• Task objective
Write out each line exactly as it stands, please.

• Extracted information
····················

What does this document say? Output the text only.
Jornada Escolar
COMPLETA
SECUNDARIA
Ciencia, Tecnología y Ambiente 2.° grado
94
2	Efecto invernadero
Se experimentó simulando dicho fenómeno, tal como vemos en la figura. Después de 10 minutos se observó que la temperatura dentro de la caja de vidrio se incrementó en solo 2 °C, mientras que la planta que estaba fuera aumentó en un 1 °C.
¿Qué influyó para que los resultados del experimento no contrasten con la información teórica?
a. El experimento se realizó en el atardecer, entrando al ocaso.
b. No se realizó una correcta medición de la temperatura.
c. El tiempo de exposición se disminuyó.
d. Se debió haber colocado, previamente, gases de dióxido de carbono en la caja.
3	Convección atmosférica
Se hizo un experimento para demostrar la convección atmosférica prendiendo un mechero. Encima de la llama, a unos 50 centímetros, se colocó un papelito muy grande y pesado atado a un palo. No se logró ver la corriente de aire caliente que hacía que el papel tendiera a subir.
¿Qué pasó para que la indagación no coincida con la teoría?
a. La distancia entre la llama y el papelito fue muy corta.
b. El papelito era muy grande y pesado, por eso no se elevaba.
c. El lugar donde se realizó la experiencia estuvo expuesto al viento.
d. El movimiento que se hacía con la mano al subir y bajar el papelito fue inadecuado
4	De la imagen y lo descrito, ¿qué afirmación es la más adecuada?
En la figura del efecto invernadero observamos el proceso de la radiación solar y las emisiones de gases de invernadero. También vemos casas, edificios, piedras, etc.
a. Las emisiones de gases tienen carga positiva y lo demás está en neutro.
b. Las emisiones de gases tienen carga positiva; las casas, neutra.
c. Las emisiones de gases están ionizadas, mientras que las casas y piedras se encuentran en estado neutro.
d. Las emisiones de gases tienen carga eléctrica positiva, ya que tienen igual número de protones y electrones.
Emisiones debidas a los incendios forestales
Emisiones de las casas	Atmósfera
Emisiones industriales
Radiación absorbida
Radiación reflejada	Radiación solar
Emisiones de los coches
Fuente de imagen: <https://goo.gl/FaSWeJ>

····················

• Solved exercise
What does this document say? Output the text only.
Jornada Escolar
COMPLETA
SECUNDARIA
Ciencia, Tecnología y Ambiente 2.° grado
94
2	Efecto invernadero
Se experimentó simulando dicho fenómeno, tal como vemos en la figura. Después de 10 minutos se observó que la temperatura dentro de la caja de vidrio se incrementó en solo 2 °C, mientras que la planta que estaba fuera aumentó en un 1 °C.
¿Qué influyó para que los resultados del experimento no contrasten con la información teórica?
a. El experimento se realizó en el atardecer, entrando al ocaso.
b. No se realizó una correcta medición de la temperatura.
c. El tiempo de exposición se disminuyó.
d. Se debió haber colocado, previamente, gases de dióxido de carbono en la caja.
3	Convección atmosférica
Se hizo un experimento para demostrar la convección atmosférica prendiendo un mechero. Encima de la llama, a unos 50 centímetros, se colocó un papelito muy grande y pesado atado a un palo. No se logró ver la corriente de aire caliente que hacía que el papel tendiera a subir.
¿Qué pasó para que la indagación no coincida con la teoría?
a. La distancia entre la llama y el papelito fue muy corta.
b. El papelito era muy grande y pesado, por eso no se elevaba.
c. El lugar donde se realizó la experiencia estuvo expuesto al viento.
d. El movimiento que se hacía con la mano al subir y bajar el papelito fue inadecuado
4	De la imagen y lo descrito, ¿qué afirmación es la más adecuada?
En la figura del efecto invernadero observamos el proceso de la radiación solar y las emisiones de gases de invernadero. También vemos casas, edificios, piedras, etc.
a. Las emisiones de gases tienen carga positiva y lo demás está en neutro.
b. Las emisiones de gases tienen carga positiva; las casas, neutra.
c. Las emisiones de gases están ionizadas, mientras que las casas y piedras se encuentran en estado neutro.
d. Las emisiones de gases tienen carga eléctrica positiva, ya que tienen igual número de protones y electrones.
Emisiones debidas a los incendios forestales
Emisiones de las casas	Atmósfera
Emisiones industriales
Radiación absorbida
Radiación reflejada	Radiación solar
Emisiones de los coches
Fuente de imagen: <https://goo.gl/FaSWeJ>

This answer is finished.